* SOURCE RECORDS

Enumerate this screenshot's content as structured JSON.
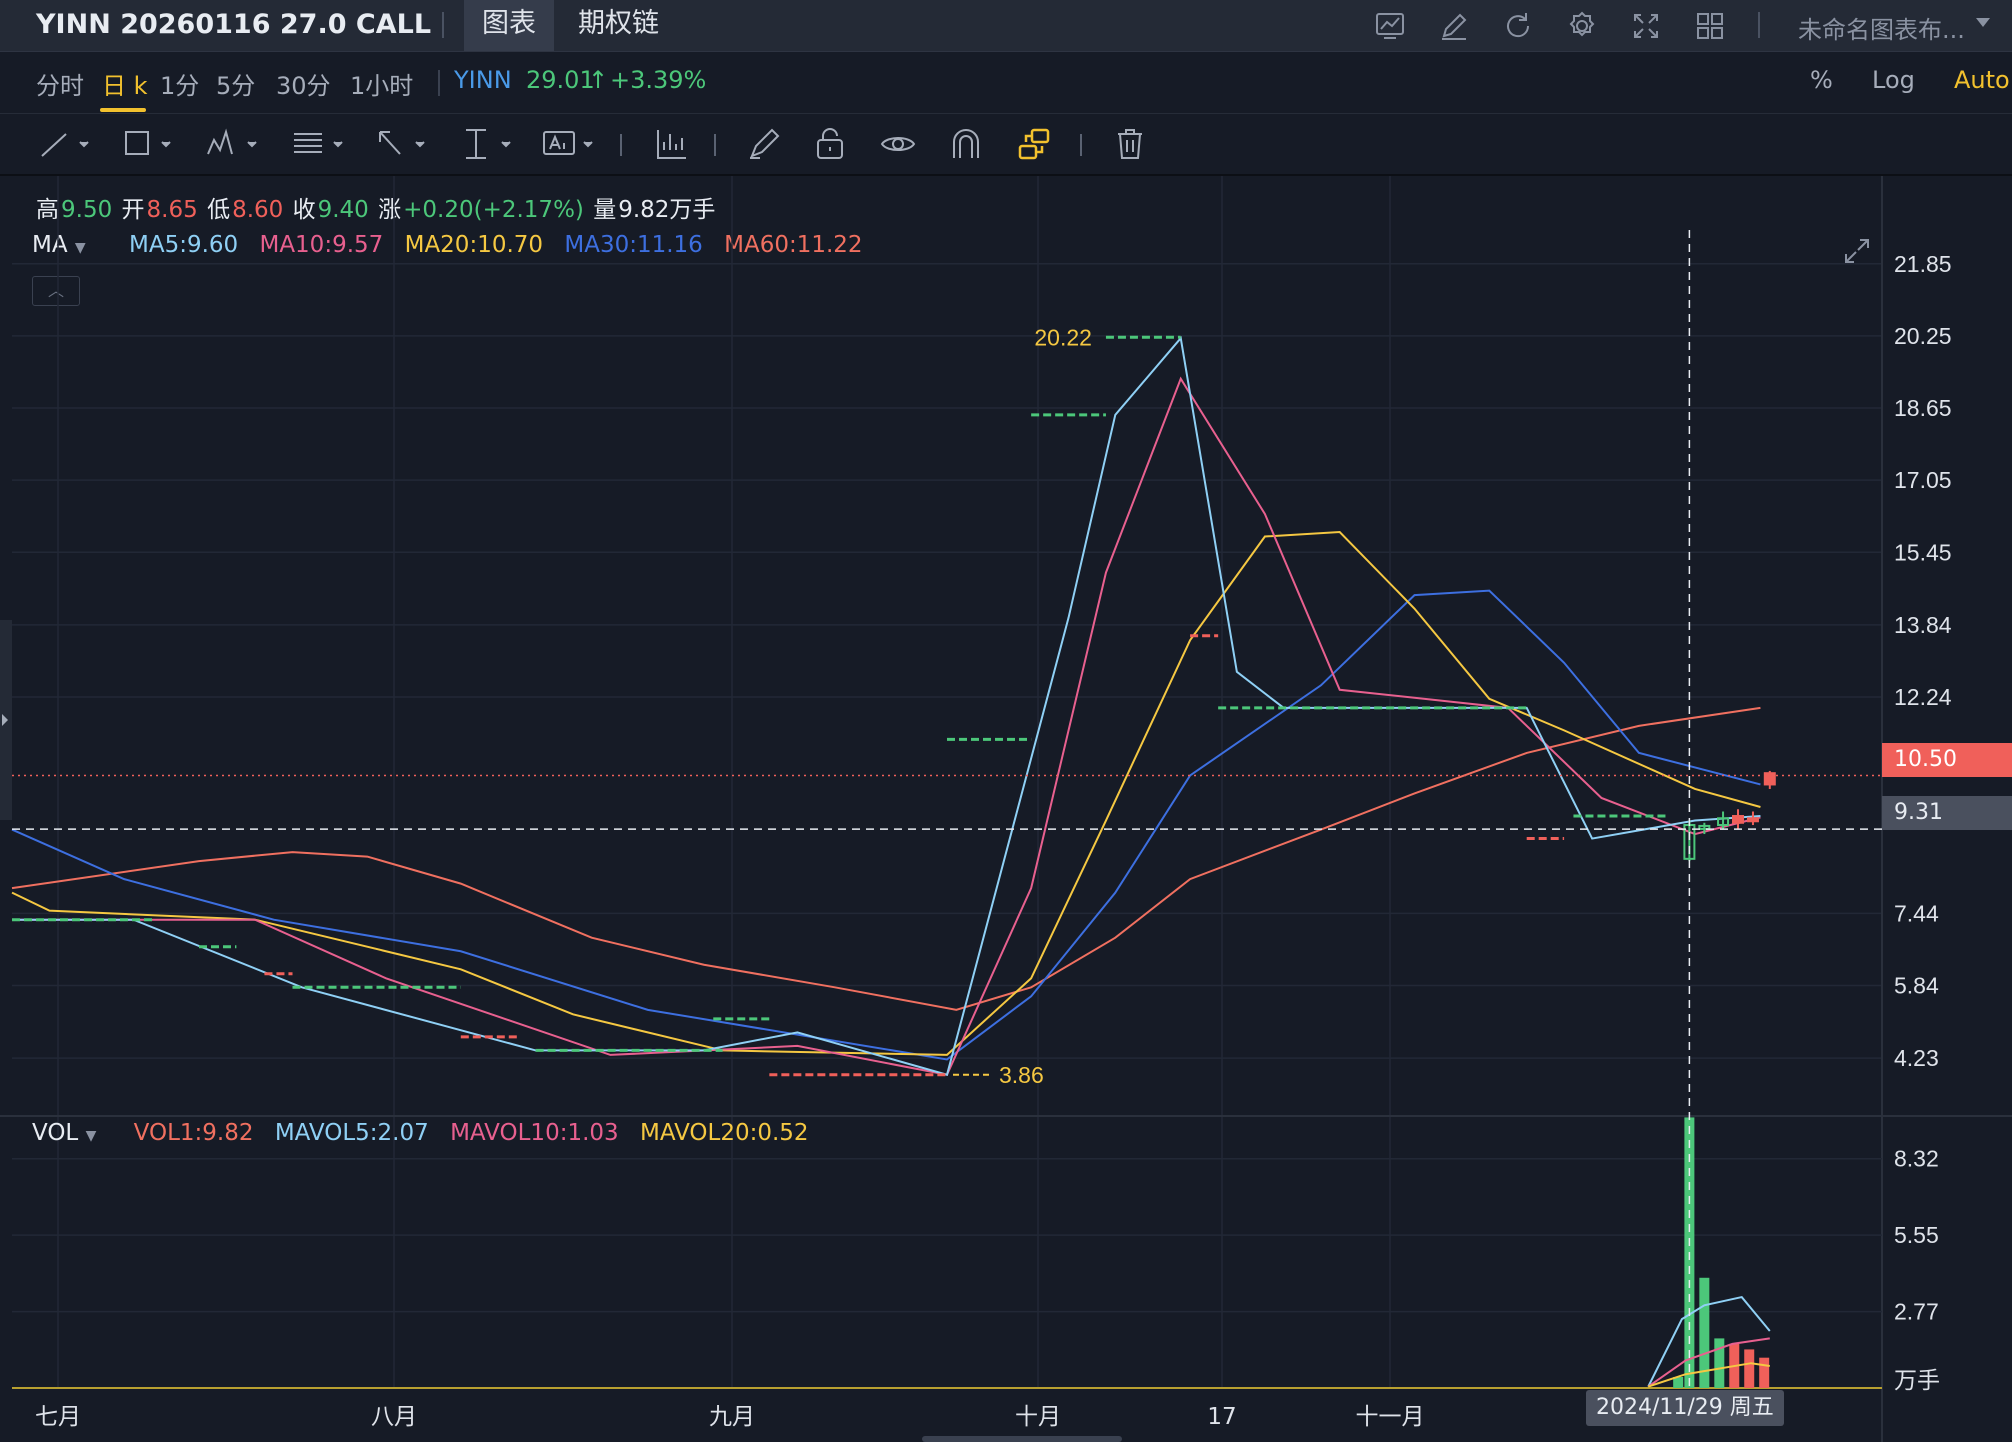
{
  "title_bar": {
    "symbol_title": "YINN 20260116 27.0 CALL",
    "tabs": [
      {
        "label": "图表",
        "active": true
      },
      {
        "label": "期权链",
        "active": false
      }
    ],
    "icons": [
      "chart-screenshot-icon",
      "edit-icon",
      "refresh-icon",
      "settings-icon",
      "fullscreen-icon",
      "grid-layout-icon"
    ],
    "layout_name": "未命名图表布..."
  },
  "periods": [
    {
      "label": "分时",
      "active": false
    },
    {
      "label": "日 k",
      "active": true
    },
    {
      "label": "1分",
      "active": false
    },
    {
      "label": "5分",
      "active": false
    },
    {
      "label": "30分",
      "active": false
    },
    {
      "label": "1小时",
      "active": false
    }
  ],
  "underlying": {
    "symbol": "YINN",
    "price": "29.01",
    "arrow": "↑",
    "change": "+3.39%"
  },
  "scale_options": [
    "%",
    "Log",
    "Auto"
  ],
  "drawing_tools": [
    "line-tool-icon",
    "rectangle-tool-icon",
    "pattern-tool-icon",
    "fib-tool-icon",
    "arrow-tool-icon",
    "measure-tool-icon",
    "text-tool-icon",
    "indicator-tool-icon",
    "brush-tool-icon",
    "lock-icon",
    "visibility-icon",
    "magnet-icon",
    "sync-icon",
    "trash-icon"
  ],
  "ohlc": {
    "high_label": "高",
    "high": "9.50",
    "open_label": "开",
    "open": "8.65",
    "low_label": "低",
    "low": "8.60",
    "close_label": "收",
    "close": "9.40",
    "change_label": "涨",
    "change": "+0.20(+2.17%)",
    "volume_label": "量",
    "volume": "9.82万手"
  },
  "ma_indicator": {
    "label": "MA",
    "values": [
      {
        "text": "MA5:9.60",
        "color": "#8fd0f5"
      },
      {
        "text": "MA10:9.57",
        "color": "#e8608f"
      },
      {
        "text": "MA20:10.70",
        "color": "#f5c842"
      },
      {
        "text": "MA30:11.16",
        "color": "#3d6fe0"
      },
      {
        "text": "MA60:11.22",
        "color": "#f07060"
      }
    ]
  },
  "vol_indicator": {
    "label": "VOL",
    "values": [
      {
        "text": "VOL1:9.82",
        "color": "#f07060"
      },
      {
        "text": "MAVOL5:2.07",
        "color": "#8fd0f5"
      },
      {
        "text": "MAVOL10:1.03",
        "color": "#e8608f"
      },
      {
        "text": "MAVOL20:0.52",
        "color": "#f5c842"
      }
    ]
  },
  "price_axis": [
    "21.85",
    "20.25",
    "18.65",
    "17.05",
    "15.45",
    "13.84",
    "12.24",
    "7.44",
    "5.84",
    "4.23"
  ],
  "volume_axis": [
    "8.32",
    "5.55",
    "2.77"
  ],
  "volume_unit": "万手",
  "x_axis": [
    "七月",
    "八月",
    "九月",
    "十月",
    "17",
    "十一月"
  ],
  "last_price_tag": "10.50",
  "crosshair_price_tag": "9.31",
  "crosshair_date_tag": "2024/11/29 周五",
  "annotations": {
    "high_marker": "20.22",
    "low_marker": "3.86"
  },
  "colors": {
    "up": "#4cc77a",
    "down": "#f0605a",
    "accent": "#f2c12e",
    "background": "#161b26"
  },
  "chart_data": {
    "type": "line",
    "title": "",
    "y_range": [
      3.3,
      22.6
    ],
    "ma5": [
      [
        0,
        7.3
      ],
      [
        0.065,
        7.3
      ],
      [
        0.155,
        5.8
      ],
      [
        0.28,
        4.4
      ],
      [
        0.37,
        4.4
      ],
      [
        0.42,
        4.8
      ],
      [
        0.5,
        3.86
      ],
      [
        0.565,
        14.0
      ],
      [
        0.59,
        18.5
      ],
      [
        0.625,
        20.2
      ],
      [
        0.655,
        12.8
      ],
      [
        0.68,
        12.0
      ],
      [
        0.81,
        12.0
      ],
      [
        0.845,
        9.1
      ],
      [
        0.9,
        9.5
      ],
      [
        0.935,
        9.6
      ]
    ],
    "ma10": [
      [
        0,
        7.3
      ],
      [
        0.13,
        7.3
      ],
      [
        0.2,
        6.0
      ],
      [
        0.32,
        4.3
      ],
      [
        0.42,
        4.5
      ],
      [
        0.5,
        3.86
      ],
      [
        0.545,
        8.0
      ],
      [
        0.585,
        15.0
      ],
      [
        0.625,
        19.3
      ],
      [
        0.67,
        16.3
      ],
      [
        0.71,
        12.4
      ],
      [
        0.8,
        12.0
      ],
      [
        0.85,
        10.0
      ],
      [
        0.9,
        9.2
      ],
      [
        0.935,
        9.57
      ]
    ],
    "ma20": [
      [
        0,
        7.9
      ],
      [
        0.02,
        7.5
      ],
      [
        0.13,
        7.3
      ],
      [
        0.24,
        6.2
      ],
      [
        0.3,
        5.2
      ],
      [
        0.38,
        4.4
      ],
      [
        0.5,
        4.3
      ],
      [
        0.545,
        6.0
      ],
      [
        0.585,
        9.5
      ],
      [
        0.63,
        13.5
      ],
      [
        0.67,
        15.8
      ],
      [
        0.71,
        15.9
      ],
      [
        0.75,
        14.2
      ],
      [
        0.79,
        12.2
      ],
      [
        0.83,
        11.5
      ],
      [
        0.9,
        10.2
      ],
      [
        0.935,
        9.8
      ]
    ],
    "ma30": [
      [
        0,
        9.3
      ],
      [
        0.06,
        8.2
      ],
      [
        0.14,
        7.3
      ],
      [
        0.24,
        6.6
      ],
      [
        0.34,
        5.3
      ],
      [
        0.5,
        4.2
      ],
      [
        0.545,
        5.6
      ],
      [
        0.59,
        7.9
      ],
      [
        0.63,
        10.5
      ],
      [
        0.7,
        12.5
      ],
      [
        0.75,
        14.5
      ],
      [
        0.79,
        14.6
      ],
      [
        0.83,
        13.0
      ],
      [
        0.87,
        11.0
      ],
      [
        0.935,
        10.3
      ]
    ],
    "ma60": [
      [
        0,
        8.0
      ],
      [
        0.1,
        8.6
      ],
      [
        0.15,
        8.8
      ],
      [
        0.19,
        8.7
      ],
      [
        0.24,
        8.1
      ],
      [
        0.31,
        6.9
      ],
      [
        0.37,
        6.3
      ],
      [
        0.44,
        5.8
      ],
      [
        0.505,
        5.3
      ],
      [
        0.545,
        5.8
      ],
      [
        0.59,
        6.9
      ],
      [
        0.63,
        8.2
      ],
      [
        0.7,
        9.3
      ],
      [
        0.75,
        10.1
      ],
      [
        0.81,
        11.0
      ],
      [
        0.87,
        11.6
      ],
      [
        0.935,
        12.0
      ]
    ],
    "candles": [
      {
        "x": 0.897,
        "open": 8.65,
        "high": 9.5,
        "low": 8.6,
        "close": 9.4
      },
      {
        "x": 0.905,
        "open": 9.35,
        "high": 9.45,
        "low": 9.2,
        "close": 9.38
      },
      {
        "x": 0.915,
        "open": 9.4,
        "high": 9.7,
        "low": 9.3,
        "close": 9.55
      },
      {
        "x": 0.923,
        "open": 9.6,
        "high": 9.75,
        "low": 9.3,
        "close": 9.45
      },
      {
        "x": 0.931,
        "open": 9.55,
        "high": 9.7,
        "low": 9.4,
        "close": 9.5
      },
      {
        "x": 0.94,
        "open": 10.55,
        "high": 10.6,
        "low": 10.2,
        "close": 10.3
      }
    ],
    "volume": {
      "y_range": [
        0,
        9.0
      ],
      "bars": [
        {
          "x": 0.891,
          "value": 0.4,
          "up": true
        },
        {
          "x": 0.897,
          "value": 9.82,
          "up": true
        },
        {
          "x": 0.905,
          "value": 4.0,
          "up": true
        },
        {
          "x": 0.913,
          "value": 1.8,
          "up": true
        },
        {
          "x": 0.921,
          "value": 1.6,
          "up": false
        },
        {
          "x": 0.929,
          "value": 1.4,
          "up": false
        },
        {
          "x": 0.937,
          "value": 1.1,
          "up": false
        }
      ],
      "mavol5": [
        [
          0.875,
          0.05
        ],
        [
          0.893,
          2.5
        ],
        [
          0.905,
          3.0
        ],
        [
          0.925,
          3.3
        ],
        [
          0.94,
          2.07
        ]
      ],
      "mavol10": [
        [
          0.875,
          0.05
        ],
        [
          0.895,
          1.0
        ],
        [
          0.92,
          1.6
        ],
        [
          0.94,
          1.8
        ]
      ],
      "mavol20": [
        [
          0.875,
          0.05
        ],
        [
          0.895,
          0.5
        ],
        [
          0.93,
          0.9
        ],
        [
          0.94,
          0.8
        ]
      ]
    }
  }
}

* WHAT NEEDS TO BE DONE
Show the lines where the word "text" appears in the entries.

* ANSWER TO THE EXERCISE
    "text-tool-icon",
        "text": "MA5:9.60",
        "text": "MA10:9.57",
        "text": "MA20:10.70",
        "text": "MA30:11.16",
        "text": "MA60:11.22",
        "text": "VOL1:9.82",
        "text": "MAVOL5:2.07",
        "text": "MAVOL10:1.03",
        "text": "MAVOL20:0.52",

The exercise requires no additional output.